> **Task description**
Scan the listing below and copy every line holding "幼儿学习的引导者".

> **Input records**
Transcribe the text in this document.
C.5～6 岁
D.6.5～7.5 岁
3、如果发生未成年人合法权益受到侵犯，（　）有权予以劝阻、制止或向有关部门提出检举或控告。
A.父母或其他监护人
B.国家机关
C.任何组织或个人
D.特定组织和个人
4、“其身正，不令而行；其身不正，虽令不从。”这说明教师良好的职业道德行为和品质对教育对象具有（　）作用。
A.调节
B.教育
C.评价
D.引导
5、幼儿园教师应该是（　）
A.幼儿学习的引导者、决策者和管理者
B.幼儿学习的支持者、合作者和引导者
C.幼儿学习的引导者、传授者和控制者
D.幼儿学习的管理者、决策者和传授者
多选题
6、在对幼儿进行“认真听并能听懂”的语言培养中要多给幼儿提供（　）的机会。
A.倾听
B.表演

> **Exercise output**
A.幼儿学习的引导者、决策者和管理者
C.幼儿学习的引导者、传授者和控制者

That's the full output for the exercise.